Of the lines below, count those containing the word "frac". Reply with the number alone.
========================================
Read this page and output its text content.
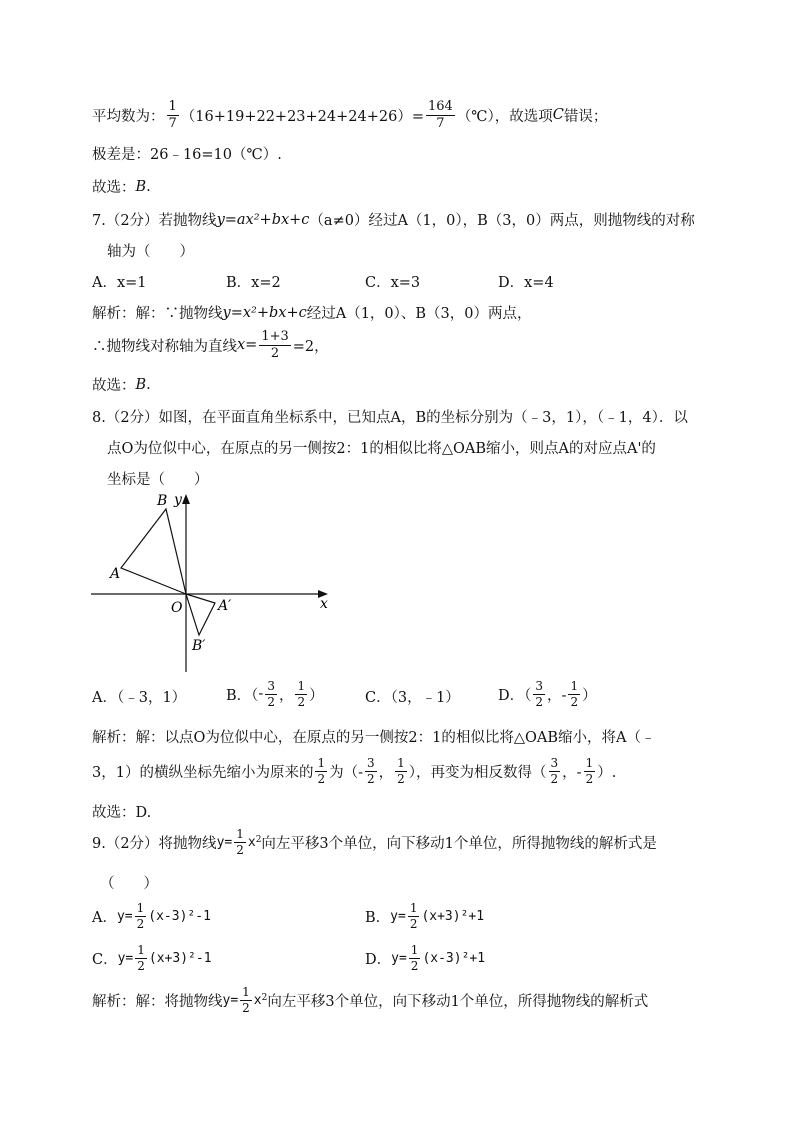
平均数为： $\frac{1}{7} (16+19+22+23+24+24+26)= \frac{164}{7}$ （℃），故选项 C 错误；
极差是：26﹣16=10（℃）.
故选： B .
7.（2分）若抛物线 y=ax²+bx+c （a≠0）经过 A（1，0）， B（3，0）两点，则抛物线的对称
轴为（　　）
A．x=1	B．x=2	C．x=3	D．x=4
解析：解：∵抛物线 y=x²+bx+c 经过 A（1，0）、B（3，0）两点，
∴抛物线对称轴为直线 $x= \frac{1+3}{2} =2$，
故选： B .
8.（2分）如图，在平面直角坐标系中，已知点A，B的坐标分别为（﹣3，1），（﹣1，4）．以
点O为位似中心，在原点的另一侧按2：1的相似比将△OAB缩小，则点A的对应点A'的
坐标是（　　）
B y
A
O	A′	x
B′
A．（﹣3，1）	B．（ - $\frac{3}{2}$ ， $\frac{1}{2}$ ）	C．（3，﹣1）	D．（ $\frac{3}{2}$ ，- $\frac{1}{2}$ ）
解析：解：以点O为位似中心，在原点的另一侧按2：1的相似比将△OAB缩小，将A（﹣
3，1）的横纵坐标先缩小为原来的 $\frac{1}{2}$ 为（- $\frac{3}{2}$ ， $\frac{1}{2}$ ），再变为相反数得（ $\frac{3}{2}$ ，- $\frac{1}{2}$ ）.
故选：D.
9.（2分）将抛物线 $y= \frac{1}{2}$ x 2 向左平移3个单位，向下移动1个单位，所得抛物线的解析式是
（　　）
A． $y= \frac{1}{2} (x-3)^2-1$	B． $y= \frac{1}{2} (x+3)^2+1$
C． $y= \frac{1}{2} (x+3)^2-1$	D． $y= \frac{1}{2} (x-3)^2+1$
解析：解：将抛物线 $y= \frac{1}{2}$ x 2 向左平移3个单位，向下移动1个单位，所得抛物线的解析式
========================================
> ANSWER FOR THIS EXERCISE:
8